Passage shown:

Khanna said in an interview on “The Conversation” with Dasha Burns that Democrats became “the party of war” by standing with Israel amid the country’s ongoing war in Gaza.

“I think the Gaza situation really hurt us with a lot of young people, certainly in Wisconsin and Michigan,” Khanna told Blue Light News. “We would have won those two states, but for that.”

Khanna, who has represented the San Francisco Bay Area since 2017, also pointed to his party’s failure to take decisive action on supply chain shortages and other causes of rising prices as a key factor in Democrats’ failure to woo voters.

“We were too late in recognizing how much people were hurting,” Khanna said in the interview, which was taped Wednesday and is set to air in full on Sunday. “We kept calling it transitory. We didn’t have the urgency of a plan of what we were gonna do to tackle inflation.”

Khanna also weighed in on Elon Musk’s recent fallout with President Donald Trump and whether the Democratic Party should welcome the billionaire back into its fold.

Khanna served in the Commerce Department for the Obama administration, and he said that administration helped Musk’s SpaceX secure key federal contracts to compete with industry heavyweights like Boeing and Lockheed Martin.

Data:
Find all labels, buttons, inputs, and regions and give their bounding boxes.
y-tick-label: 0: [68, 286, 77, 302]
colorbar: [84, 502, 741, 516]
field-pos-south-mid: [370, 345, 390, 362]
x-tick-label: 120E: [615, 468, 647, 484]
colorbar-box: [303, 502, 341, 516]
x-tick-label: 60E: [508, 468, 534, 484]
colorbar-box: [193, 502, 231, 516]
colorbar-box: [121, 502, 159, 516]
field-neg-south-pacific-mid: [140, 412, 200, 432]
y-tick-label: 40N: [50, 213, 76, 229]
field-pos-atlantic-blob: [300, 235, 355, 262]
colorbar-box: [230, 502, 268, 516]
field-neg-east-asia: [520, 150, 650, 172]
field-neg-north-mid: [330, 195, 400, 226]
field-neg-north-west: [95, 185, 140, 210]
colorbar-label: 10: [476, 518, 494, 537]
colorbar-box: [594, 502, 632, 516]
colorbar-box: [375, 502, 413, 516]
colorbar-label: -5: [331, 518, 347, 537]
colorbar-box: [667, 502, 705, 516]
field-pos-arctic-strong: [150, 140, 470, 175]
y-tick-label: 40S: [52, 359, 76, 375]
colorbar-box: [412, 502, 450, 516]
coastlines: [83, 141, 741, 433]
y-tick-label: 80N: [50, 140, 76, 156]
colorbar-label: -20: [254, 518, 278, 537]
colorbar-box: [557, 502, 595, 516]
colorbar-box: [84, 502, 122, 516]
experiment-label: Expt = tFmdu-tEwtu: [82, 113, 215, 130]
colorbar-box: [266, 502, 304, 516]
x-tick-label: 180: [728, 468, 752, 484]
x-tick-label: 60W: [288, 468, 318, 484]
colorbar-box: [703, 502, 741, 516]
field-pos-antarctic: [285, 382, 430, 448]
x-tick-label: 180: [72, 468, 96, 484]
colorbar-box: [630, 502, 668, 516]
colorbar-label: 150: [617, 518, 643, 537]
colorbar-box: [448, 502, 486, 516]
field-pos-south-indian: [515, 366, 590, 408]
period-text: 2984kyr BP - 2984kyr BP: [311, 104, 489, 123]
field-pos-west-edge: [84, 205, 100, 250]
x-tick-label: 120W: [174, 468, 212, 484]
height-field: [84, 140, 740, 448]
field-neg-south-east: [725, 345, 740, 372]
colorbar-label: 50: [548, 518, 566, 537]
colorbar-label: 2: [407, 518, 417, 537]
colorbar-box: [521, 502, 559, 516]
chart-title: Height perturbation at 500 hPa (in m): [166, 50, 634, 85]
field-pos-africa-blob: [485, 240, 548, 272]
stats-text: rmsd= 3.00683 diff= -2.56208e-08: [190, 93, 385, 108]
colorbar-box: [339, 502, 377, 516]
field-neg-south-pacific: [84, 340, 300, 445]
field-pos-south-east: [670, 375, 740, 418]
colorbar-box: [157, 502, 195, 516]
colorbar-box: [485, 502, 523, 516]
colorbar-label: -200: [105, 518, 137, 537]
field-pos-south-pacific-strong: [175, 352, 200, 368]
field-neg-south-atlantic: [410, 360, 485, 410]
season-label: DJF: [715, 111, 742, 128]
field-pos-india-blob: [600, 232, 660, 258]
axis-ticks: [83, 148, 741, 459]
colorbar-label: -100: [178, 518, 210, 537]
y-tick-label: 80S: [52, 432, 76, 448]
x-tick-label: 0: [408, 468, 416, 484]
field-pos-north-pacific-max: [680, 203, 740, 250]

...

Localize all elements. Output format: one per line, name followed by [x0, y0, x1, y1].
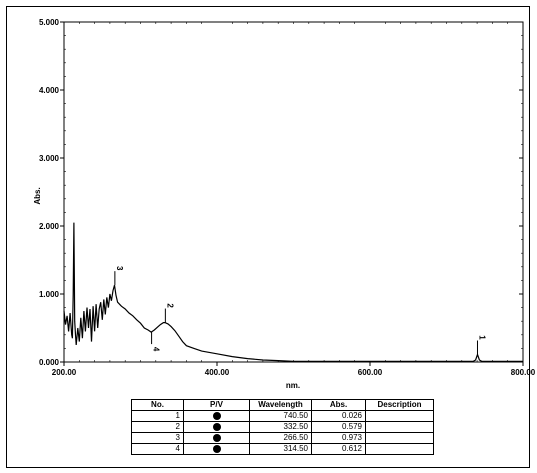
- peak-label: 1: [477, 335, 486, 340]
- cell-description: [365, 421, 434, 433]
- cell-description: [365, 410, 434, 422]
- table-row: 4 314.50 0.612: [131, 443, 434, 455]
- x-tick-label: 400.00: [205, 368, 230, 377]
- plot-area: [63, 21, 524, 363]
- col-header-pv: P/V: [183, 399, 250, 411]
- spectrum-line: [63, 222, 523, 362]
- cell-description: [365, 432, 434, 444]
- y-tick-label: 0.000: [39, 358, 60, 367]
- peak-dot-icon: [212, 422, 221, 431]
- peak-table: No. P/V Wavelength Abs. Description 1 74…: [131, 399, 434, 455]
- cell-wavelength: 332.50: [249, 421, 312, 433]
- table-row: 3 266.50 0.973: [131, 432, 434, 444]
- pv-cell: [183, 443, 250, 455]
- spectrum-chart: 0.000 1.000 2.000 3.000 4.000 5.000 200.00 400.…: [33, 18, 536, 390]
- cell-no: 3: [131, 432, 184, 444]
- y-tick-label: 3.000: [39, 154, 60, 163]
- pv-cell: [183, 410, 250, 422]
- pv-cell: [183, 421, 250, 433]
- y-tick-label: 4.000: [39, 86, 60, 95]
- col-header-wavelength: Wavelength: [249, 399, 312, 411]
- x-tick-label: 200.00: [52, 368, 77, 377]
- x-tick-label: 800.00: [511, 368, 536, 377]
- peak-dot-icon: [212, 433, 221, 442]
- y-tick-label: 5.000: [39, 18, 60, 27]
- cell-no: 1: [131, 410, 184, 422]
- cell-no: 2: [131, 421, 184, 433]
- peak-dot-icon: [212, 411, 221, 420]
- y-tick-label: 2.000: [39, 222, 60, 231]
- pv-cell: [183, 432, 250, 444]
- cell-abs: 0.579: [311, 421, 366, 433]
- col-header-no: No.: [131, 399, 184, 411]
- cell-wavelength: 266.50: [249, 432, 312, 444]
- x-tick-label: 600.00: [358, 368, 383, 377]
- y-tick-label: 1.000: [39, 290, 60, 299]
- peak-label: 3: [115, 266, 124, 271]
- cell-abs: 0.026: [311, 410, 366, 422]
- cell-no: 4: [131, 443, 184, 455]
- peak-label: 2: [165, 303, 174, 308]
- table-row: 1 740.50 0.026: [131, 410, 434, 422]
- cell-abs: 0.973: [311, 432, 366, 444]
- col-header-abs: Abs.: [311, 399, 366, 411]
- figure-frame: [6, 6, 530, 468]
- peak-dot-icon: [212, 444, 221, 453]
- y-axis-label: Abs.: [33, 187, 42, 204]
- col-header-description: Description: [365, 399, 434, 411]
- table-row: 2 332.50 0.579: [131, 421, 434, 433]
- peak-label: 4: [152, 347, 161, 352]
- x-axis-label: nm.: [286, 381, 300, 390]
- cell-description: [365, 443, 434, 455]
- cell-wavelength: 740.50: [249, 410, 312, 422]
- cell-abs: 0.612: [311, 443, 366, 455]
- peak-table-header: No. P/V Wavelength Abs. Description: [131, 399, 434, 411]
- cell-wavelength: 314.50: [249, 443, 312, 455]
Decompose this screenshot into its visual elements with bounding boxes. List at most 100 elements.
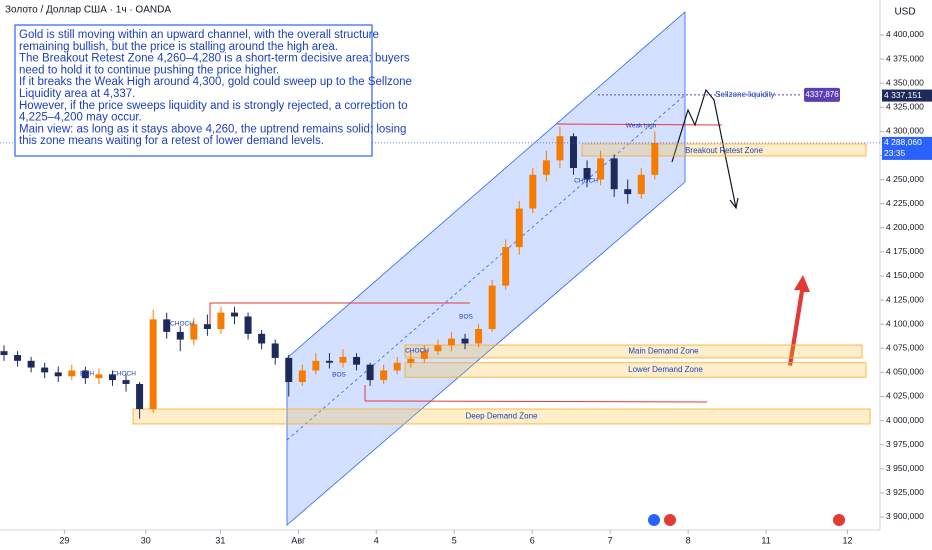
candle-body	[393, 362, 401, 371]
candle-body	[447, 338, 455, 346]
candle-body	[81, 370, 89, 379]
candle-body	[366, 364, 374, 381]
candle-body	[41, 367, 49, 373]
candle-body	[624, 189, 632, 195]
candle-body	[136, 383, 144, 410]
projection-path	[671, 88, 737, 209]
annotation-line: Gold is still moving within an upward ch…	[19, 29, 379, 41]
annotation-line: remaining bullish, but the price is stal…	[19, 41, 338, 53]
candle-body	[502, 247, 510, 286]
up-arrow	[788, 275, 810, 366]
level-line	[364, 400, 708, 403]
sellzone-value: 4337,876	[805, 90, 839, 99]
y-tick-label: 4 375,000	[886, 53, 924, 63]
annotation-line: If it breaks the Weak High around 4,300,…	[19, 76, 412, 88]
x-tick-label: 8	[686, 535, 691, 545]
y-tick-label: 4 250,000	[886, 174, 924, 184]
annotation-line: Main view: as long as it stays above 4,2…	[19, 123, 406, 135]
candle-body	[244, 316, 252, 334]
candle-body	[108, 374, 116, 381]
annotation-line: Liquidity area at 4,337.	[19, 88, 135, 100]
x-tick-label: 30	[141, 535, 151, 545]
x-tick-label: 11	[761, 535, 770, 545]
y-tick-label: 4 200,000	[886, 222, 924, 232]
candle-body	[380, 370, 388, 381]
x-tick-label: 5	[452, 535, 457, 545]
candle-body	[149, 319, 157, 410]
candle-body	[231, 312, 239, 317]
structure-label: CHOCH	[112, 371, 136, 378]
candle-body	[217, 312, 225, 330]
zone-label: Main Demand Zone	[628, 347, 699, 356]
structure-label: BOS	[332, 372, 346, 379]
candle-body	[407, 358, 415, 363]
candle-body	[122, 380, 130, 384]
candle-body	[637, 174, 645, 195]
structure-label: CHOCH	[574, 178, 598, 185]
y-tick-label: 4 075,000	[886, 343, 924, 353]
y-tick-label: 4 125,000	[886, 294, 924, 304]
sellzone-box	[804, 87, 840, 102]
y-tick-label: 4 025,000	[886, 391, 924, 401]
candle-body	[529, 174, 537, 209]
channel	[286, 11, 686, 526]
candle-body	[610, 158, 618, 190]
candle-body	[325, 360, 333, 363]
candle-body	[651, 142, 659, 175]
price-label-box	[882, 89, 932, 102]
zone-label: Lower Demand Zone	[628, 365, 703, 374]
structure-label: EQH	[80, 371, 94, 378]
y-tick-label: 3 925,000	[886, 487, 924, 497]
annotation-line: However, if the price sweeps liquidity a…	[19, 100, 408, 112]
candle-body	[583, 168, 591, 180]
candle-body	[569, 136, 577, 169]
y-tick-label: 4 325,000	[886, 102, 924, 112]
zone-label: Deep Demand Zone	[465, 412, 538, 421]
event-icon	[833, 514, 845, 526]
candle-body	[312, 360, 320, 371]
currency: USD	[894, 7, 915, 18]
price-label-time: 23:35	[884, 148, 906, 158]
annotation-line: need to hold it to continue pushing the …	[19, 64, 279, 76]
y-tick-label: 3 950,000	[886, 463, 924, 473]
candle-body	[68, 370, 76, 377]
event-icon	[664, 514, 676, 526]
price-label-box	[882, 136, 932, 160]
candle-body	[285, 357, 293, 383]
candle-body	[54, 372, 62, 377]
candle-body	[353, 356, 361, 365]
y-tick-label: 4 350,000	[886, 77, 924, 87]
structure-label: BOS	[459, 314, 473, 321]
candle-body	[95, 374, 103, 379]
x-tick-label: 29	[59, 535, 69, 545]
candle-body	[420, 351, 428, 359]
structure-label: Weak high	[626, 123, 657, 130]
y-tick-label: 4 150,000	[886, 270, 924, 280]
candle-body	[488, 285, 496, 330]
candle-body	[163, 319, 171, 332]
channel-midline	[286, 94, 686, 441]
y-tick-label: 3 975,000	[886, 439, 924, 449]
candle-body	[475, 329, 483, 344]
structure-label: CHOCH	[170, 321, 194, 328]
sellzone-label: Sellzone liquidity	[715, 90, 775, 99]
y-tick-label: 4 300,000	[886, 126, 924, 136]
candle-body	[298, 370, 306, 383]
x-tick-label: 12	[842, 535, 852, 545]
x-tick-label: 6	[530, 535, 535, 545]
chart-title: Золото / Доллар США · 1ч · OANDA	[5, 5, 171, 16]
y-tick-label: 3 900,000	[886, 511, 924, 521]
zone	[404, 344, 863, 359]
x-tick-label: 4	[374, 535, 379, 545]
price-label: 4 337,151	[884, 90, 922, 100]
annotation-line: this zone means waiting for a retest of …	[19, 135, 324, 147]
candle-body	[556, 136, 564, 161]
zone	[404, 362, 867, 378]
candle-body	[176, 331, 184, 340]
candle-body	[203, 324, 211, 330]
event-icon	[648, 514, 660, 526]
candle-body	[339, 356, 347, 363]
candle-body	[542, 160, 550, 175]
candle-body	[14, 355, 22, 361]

Written problem 1:
Could you repeat the part of the Khanna article between "Khanna also weighed" and "into its fold.", inclusive, word for word?
Written problem 2:
What comes next in the Khanna article? Continue it from its final sentence.
This data comes from a separate source and has no connection to the article about Ro Khanna.

Written response 1:
Khanna also weighed in on Elon Musk’s recent fallout with President Donald Trump and whether the Democratic Party should welcome the billionaire back into its fold.

Written response 2:
Musk also wrote a testimonial for Khanna’s 2012 book “Entrepreneurial Nation: Why Manufacturing is Still Key to America’s Future,” calling the future lawmaker “a leading thinker on how to make U.S. manufacturing more competitive across this country.”

But Khanna, who has known the former DOGE leader for over a decade, told Burns “I don’t recognize what happened to him,” condemning the Tesla CEO for politicizing the recent assassination of a prominent Democratic state lawmaker and her husband.

“The far left is murderously violent,” Musk wrote in a June 14 post on his social platform, X, reposting a commenter who erroneously claimed that the left was responsible for the Minnesota shooting and was a “full blown domestic terrorist organization.”

Khanna said Musk has “done so much damage” — but credited him for criticizing the GOP’s advocacy of stiff tariffs, harsh crackdown on international students and proposal to deepen the U.S. deficit by about $2.8 trillion over the next decade.

“My hope is just that he’s not going to continue to enable an extreme agenda that hurts innovation, which is what the Trump administration has pursued,” Khanna said in the interview.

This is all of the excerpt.